▸ **DATA ROWS**:
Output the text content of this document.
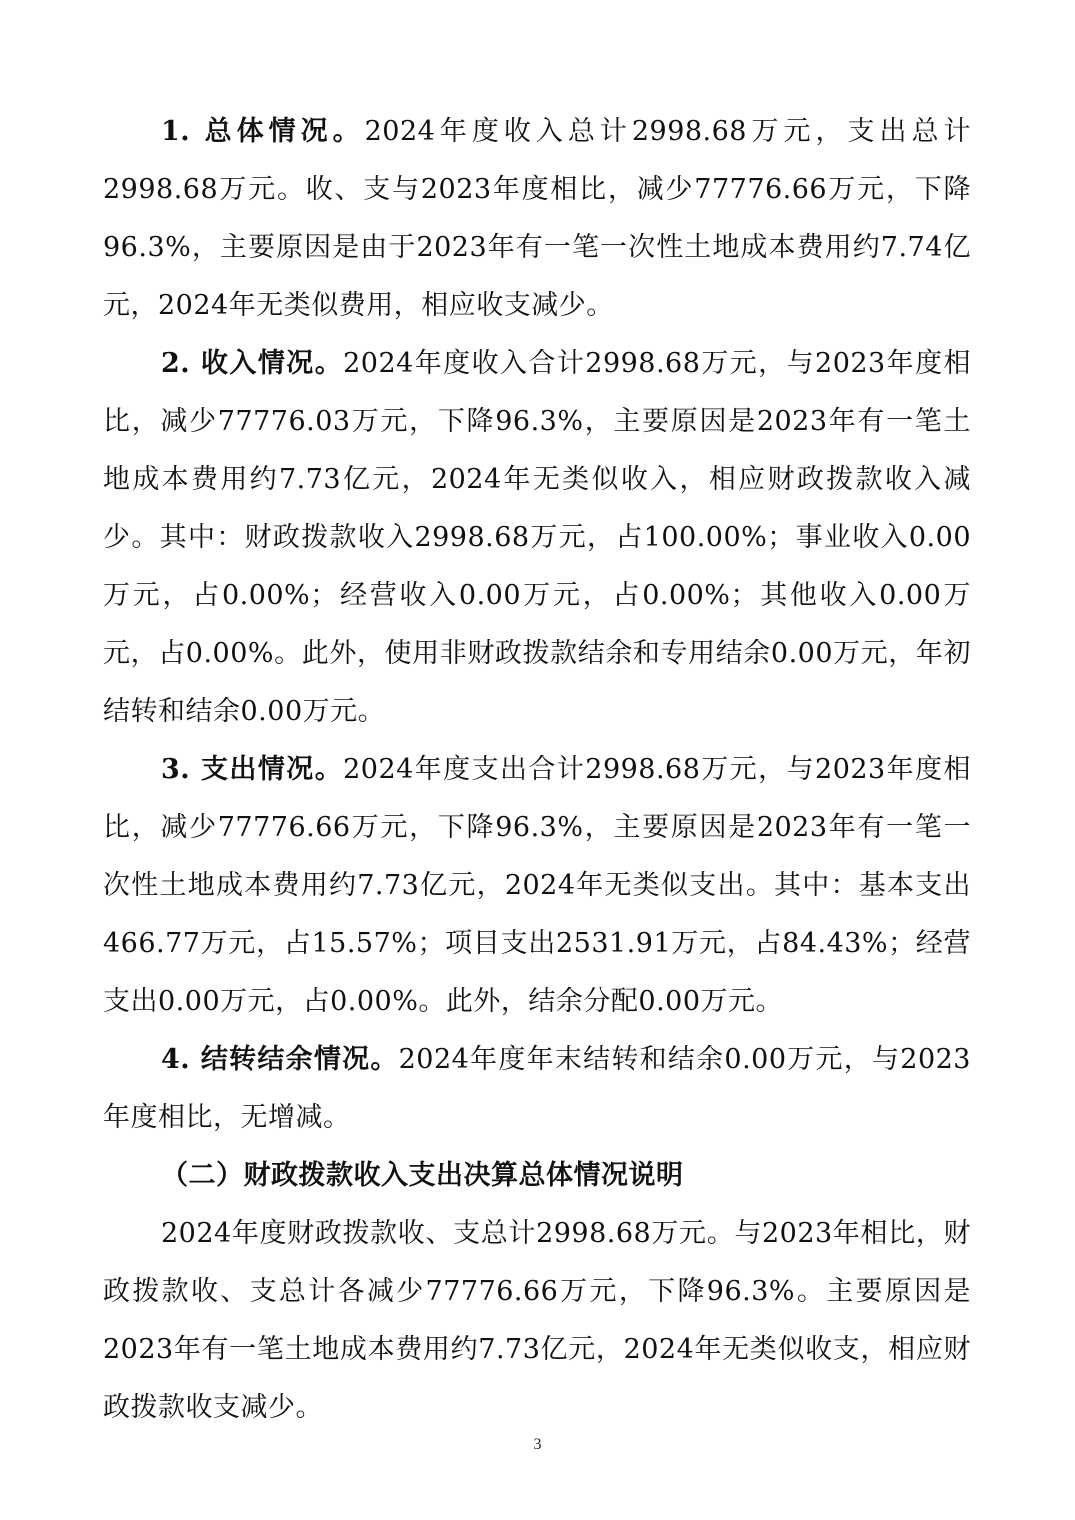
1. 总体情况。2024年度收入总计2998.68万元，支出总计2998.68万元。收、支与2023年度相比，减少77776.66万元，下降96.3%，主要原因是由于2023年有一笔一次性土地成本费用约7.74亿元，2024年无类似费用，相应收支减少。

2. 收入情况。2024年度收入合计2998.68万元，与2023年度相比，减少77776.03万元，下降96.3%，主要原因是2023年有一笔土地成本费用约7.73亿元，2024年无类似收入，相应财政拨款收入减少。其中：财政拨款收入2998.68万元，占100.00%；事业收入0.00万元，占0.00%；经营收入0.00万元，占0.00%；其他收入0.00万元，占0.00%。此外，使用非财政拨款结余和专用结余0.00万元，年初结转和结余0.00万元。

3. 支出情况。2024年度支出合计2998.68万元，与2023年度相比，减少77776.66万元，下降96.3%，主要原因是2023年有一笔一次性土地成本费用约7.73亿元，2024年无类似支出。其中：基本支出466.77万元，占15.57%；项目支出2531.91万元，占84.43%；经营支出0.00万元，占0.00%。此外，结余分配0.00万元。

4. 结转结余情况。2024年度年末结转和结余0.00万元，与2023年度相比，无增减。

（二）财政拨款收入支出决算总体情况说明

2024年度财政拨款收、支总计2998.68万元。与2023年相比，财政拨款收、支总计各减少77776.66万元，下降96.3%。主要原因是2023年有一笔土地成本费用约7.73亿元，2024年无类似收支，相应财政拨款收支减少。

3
---
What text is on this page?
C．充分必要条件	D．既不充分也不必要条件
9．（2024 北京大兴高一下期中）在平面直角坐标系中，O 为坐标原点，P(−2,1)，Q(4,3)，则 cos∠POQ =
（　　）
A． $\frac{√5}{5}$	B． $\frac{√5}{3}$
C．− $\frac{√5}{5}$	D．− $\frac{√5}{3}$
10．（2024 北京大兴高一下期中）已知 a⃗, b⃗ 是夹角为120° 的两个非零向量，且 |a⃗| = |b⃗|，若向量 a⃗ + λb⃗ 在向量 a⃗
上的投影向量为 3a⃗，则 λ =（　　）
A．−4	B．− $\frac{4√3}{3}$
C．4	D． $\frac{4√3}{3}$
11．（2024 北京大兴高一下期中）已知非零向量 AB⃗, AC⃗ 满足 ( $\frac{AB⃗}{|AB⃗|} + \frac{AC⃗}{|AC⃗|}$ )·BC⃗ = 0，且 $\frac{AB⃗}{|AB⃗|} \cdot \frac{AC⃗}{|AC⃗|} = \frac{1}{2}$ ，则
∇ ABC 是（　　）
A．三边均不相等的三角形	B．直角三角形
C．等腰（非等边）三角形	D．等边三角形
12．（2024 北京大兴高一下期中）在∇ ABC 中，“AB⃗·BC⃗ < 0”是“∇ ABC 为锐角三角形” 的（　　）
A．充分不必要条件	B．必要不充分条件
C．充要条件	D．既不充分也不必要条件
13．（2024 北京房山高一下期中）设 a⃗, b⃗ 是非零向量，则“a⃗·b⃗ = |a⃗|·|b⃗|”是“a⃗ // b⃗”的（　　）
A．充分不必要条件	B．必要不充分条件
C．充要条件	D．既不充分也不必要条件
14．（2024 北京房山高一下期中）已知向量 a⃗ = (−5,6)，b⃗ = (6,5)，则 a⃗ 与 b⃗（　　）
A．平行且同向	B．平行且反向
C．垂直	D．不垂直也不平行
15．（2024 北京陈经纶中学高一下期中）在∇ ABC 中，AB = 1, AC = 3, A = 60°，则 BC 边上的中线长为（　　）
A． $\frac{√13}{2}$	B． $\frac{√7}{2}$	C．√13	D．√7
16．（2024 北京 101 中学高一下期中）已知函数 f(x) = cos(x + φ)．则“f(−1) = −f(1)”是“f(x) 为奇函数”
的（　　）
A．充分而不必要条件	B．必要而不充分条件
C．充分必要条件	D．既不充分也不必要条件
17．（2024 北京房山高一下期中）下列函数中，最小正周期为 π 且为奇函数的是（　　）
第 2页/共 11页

▸ **PROBLEM TO SOLVE**: Give only the number of lines in the entries above that contain the string "北京大兴高一下期中".

▸ **WORKED SOLUTION**: 4